* _EXERCISE DIRECTIONS_
Lines containing the word "this" should be extracted in full.
-------- INFORMATION PROVIDED
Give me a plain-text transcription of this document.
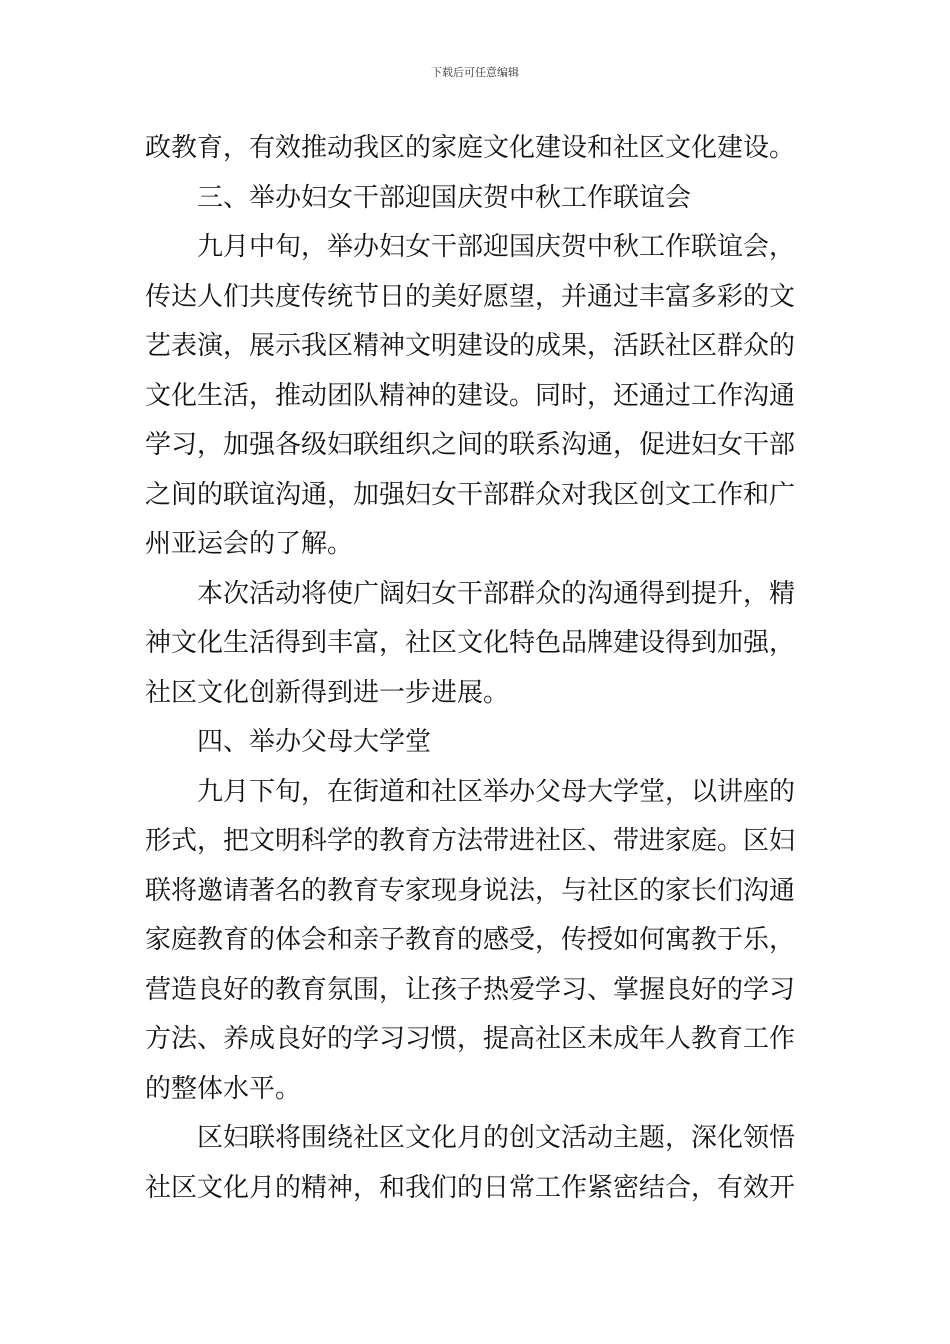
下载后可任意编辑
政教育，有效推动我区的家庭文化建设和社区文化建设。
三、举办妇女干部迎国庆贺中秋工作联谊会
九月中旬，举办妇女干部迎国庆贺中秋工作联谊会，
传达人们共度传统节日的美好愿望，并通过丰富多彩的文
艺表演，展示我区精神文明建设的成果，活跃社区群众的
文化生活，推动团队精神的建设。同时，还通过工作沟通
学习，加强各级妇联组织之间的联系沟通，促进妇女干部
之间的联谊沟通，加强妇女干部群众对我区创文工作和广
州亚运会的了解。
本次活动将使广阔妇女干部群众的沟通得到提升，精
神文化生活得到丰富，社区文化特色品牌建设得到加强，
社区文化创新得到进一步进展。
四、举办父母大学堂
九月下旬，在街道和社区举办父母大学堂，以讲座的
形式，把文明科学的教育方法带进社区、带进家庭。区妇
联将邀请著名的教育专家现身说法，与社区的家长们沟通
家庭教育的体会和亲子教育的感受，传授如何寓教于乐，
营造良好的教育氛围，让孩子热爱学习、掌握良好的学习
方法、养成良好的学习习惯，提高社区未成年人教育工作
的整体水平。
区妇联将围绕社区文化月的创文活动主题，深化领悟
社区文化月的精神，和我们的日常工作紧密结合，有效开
----------------
-------- INFORMATION PROVIDED
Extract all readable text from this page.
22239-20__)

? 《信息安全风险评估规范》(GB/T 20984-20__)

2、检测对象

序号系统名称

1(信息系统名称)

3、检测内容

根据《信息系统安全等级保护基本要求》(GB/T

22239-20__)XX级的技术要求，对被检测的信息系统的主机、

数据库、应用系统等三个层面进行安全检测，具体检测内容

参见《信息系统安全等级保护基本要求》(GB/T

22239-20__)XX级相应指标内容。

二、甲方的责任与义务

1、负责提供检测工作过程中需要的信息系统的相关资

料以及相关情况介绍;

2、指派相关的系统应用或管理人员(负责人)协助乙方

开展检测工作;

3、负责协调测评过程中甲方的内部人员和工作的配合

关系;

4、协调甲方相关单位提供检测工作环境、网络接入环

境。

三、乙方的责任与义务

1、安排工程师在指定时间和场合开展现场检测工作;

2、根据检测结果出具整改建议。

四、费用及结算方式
----------------
* _WORKED SOLUTION_
Give me a plain-text transcription of this document.
Extract all readable text from this page.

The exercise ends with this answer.